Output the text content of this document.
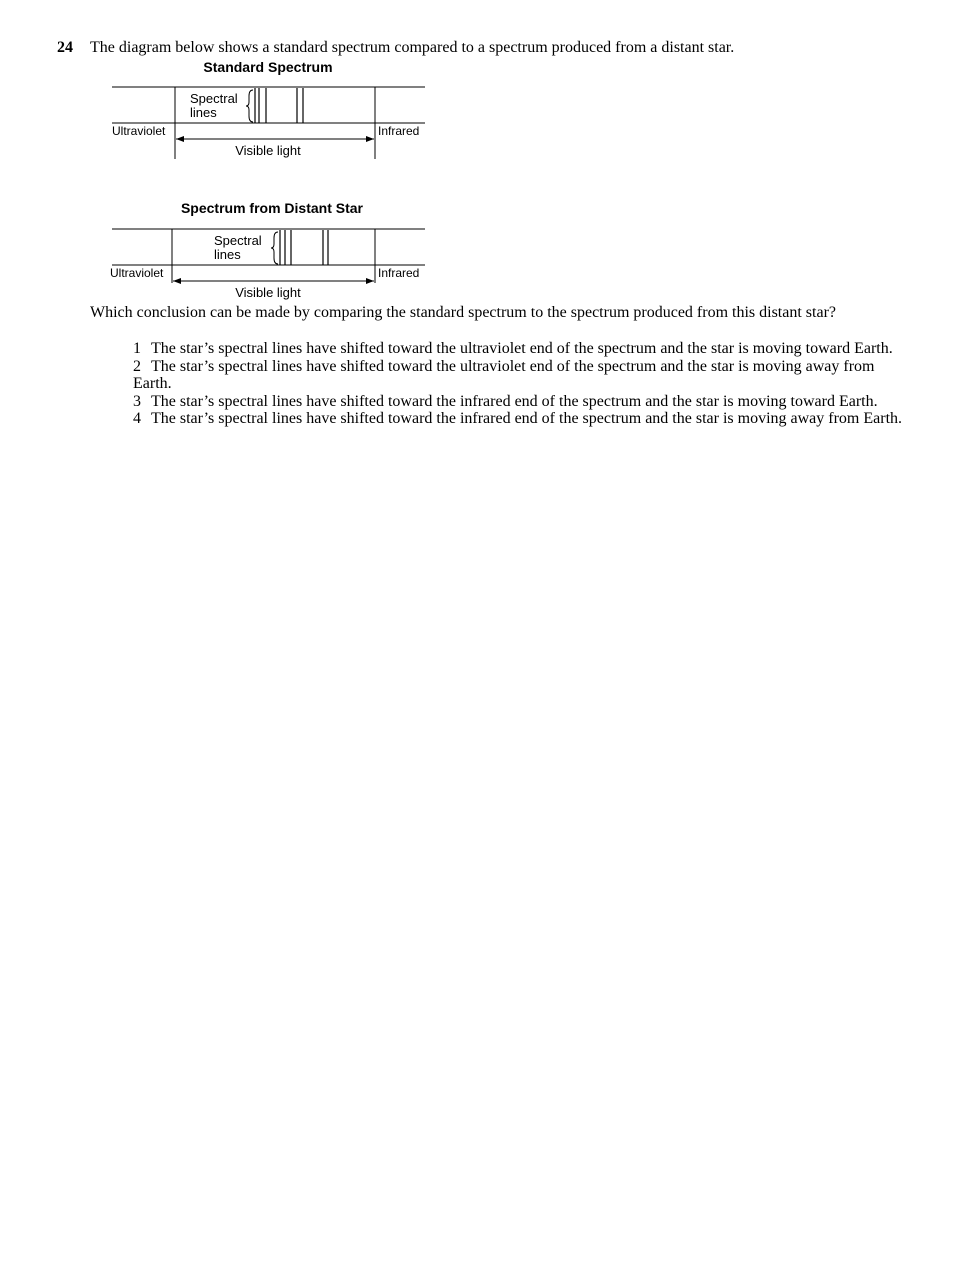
24 The diagram below shows a standard spectrum compared to a spectrum produced from a distant star.
Standard Spectrum
Spectral
lines
Ultraviolet	Infrared
Visible light
Spectrum from Distant Star
Spectral
lines
Ultraviolet	Infrared
Visible light
Which conclusion can be made by comparing the standard spectrum to the spectrum produced from this distant star?
1 The star’s spectral lines have shifted toward the ultraviolet end of the spectrum and the star is moving toward Earth.
2 The star’s spectral lines have shifted toward the ultraviolet end of the spectrum and the star is moving away from Earth.
3 The star’s spectral lines have shifted toward the infrared end of the spectrum and the star is moving toward Earth.
4 The star’s spectral lines have shifted toward the infrared end of the spectrum and the star is moving away from Earth.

* **REQUIRED WORK**
Check each line of the entries above for the word "produced". List the ones that have it.

* **ANSWER TO THIS PROBLEM**
24 The diagram below shows a standard spectrum compared to a spectrum produced from a distant star.
Which conclusion can be made by comparing the standard spectrum to the spectrum produced from this distant star?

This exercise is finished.